● **DATA SHOWN**
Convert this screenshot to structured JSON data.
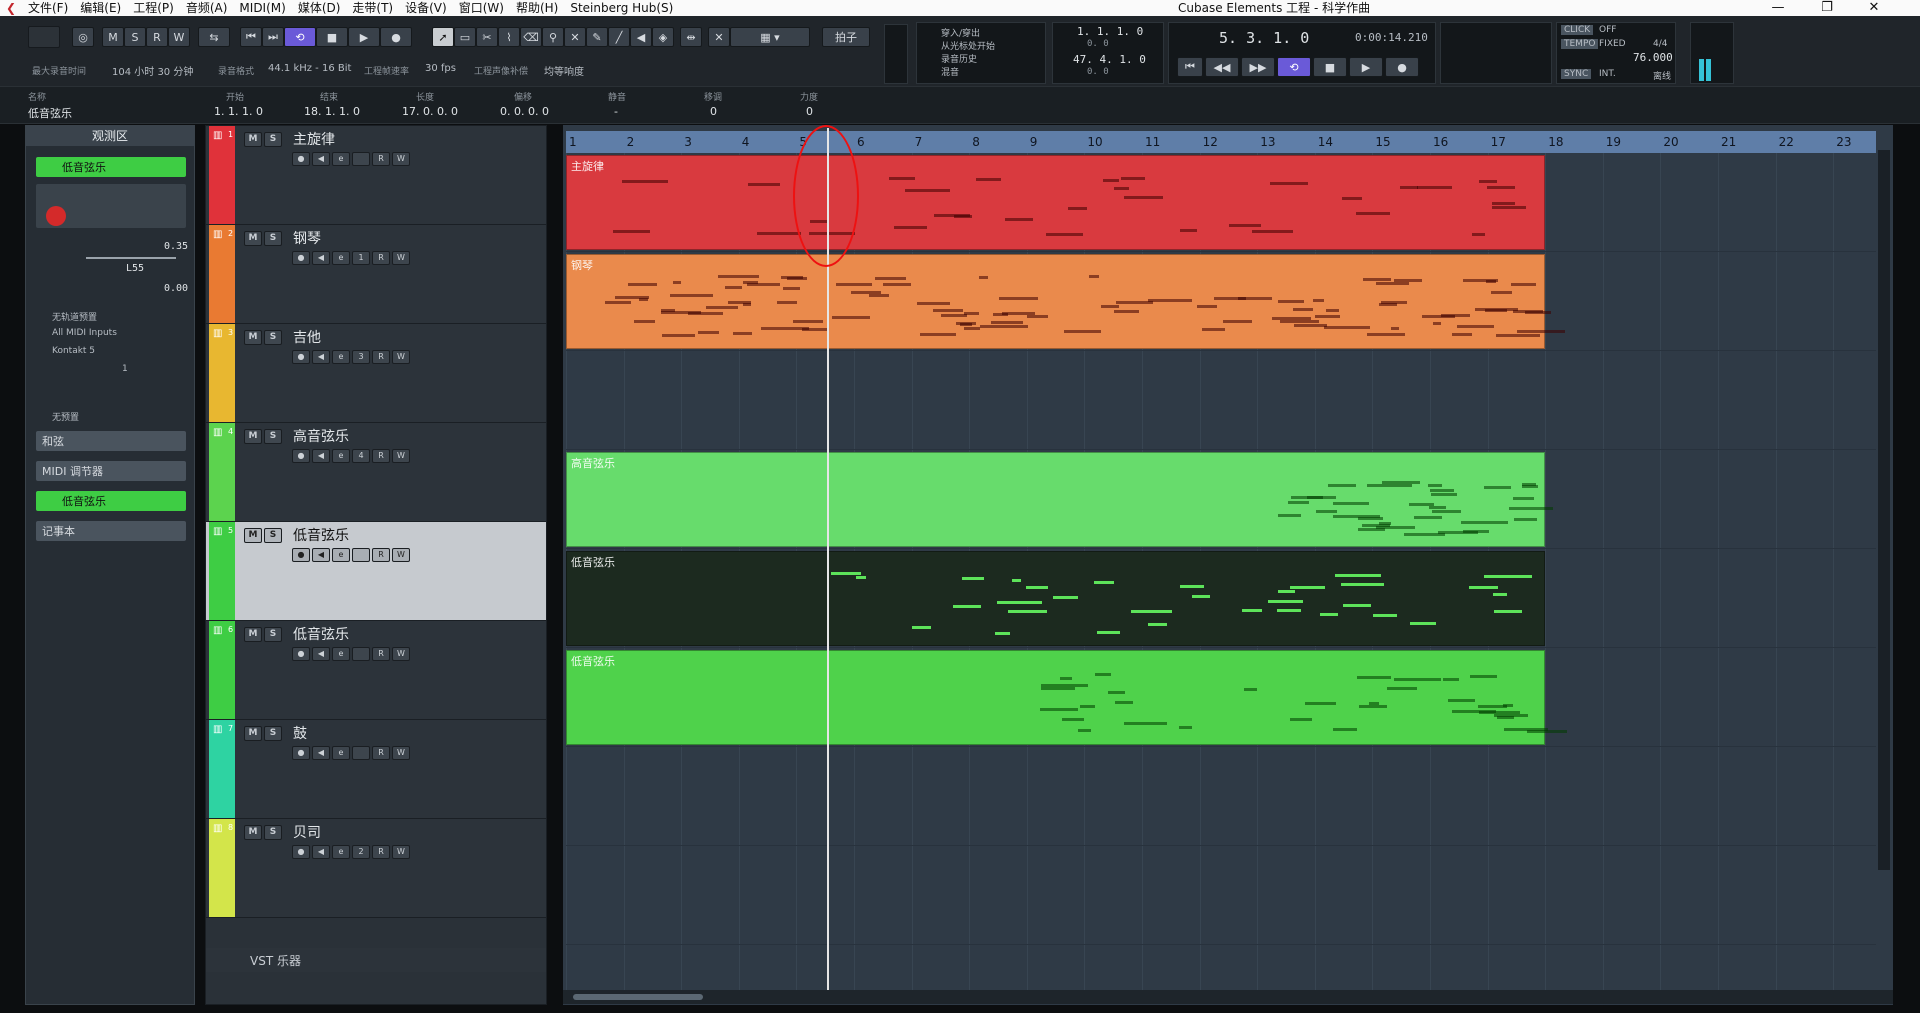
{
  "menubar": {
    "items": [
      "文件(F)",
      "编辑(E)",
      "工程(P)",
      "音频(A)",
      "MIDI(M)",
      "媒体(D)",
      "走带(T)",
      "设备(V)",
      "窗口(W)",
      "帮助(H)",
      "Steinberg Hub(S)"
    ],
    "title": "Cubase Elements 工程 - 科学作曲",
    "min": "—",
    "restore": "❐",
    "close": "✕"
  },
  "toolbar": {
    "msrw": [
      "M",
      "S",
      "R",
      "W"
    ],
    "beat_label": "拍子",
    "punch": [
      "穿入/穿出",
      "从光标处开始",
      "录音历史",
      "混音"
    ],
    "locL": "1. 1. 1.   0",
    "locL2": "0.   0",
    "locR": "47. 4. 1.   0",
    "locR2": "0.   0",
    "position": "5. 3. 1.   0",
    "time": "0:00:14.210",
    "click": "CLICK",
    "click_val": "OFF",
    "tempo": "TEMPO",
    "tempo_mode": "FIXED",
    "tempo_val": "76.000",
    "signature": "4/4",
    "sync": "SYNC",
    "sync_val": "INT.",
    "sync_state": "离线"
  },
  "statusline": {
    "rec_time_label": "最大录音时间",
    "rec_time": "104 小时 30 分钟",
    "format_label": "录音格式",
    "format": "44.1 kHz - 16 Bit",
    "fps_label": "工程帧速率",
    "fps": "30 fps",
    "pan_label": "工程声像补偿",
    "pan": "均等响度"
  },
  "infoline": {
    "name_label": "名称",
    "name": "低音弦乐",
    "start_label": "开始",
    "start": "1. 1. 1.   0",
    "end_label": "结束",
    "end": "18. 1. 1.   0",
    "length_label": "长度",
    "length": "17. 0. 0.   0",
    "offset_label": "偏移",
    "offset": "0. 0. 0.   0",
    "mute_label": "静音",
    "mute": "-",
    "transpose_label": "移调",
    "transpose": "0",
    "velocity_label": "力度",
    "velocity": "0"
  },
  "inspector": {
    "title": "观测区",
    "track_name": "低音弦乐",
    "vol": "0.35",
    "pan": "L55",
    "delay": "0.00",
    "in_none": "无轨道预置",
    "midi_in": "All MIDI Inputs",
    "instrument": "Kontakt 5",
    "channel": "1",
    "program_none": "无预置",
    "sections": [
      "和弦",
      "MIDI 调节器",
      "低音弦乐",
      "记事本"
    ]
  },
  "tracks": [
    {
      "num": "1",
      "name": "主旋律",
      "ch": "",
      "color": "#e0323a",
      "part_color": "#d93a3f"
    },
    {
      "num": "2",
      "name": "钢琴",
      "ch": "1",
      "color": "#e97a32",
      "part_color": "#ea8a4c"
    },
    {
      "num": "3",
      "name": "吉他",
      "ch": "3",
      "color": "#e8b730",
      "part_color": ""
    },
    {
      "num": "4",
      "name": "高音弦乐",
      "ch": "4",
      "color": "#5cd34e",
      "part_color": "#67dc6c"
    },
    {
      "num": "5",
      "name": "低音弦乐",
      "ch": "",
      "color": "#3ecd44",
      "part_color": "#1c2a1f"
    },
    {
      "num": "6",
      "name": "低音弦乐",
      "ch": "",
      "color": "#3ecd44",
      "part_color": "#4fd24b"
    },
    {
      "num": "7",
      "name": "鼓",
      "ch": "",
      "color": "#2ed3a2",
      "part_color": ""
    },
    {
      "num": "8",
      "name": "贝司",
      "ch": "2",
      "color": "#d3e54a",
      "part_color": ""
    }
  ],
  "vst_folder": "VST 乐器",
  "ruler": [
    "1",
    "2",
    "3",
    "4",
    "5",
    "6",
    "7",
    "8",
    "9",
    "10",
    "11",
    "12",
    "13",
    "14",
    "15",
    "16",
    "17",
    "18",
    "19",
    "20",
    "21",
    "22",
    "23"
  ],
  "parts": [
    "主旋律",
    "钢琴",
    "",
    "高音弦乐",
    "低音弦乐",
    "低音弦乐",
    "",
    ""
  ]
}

● **OBJECTIVE**
Read the data above. Pull out each line in which the string "title" appears.

● **FULL ANSWER**
    "title": "Cubase Elements 工程 - 科学作曲",
    "title": "观测区",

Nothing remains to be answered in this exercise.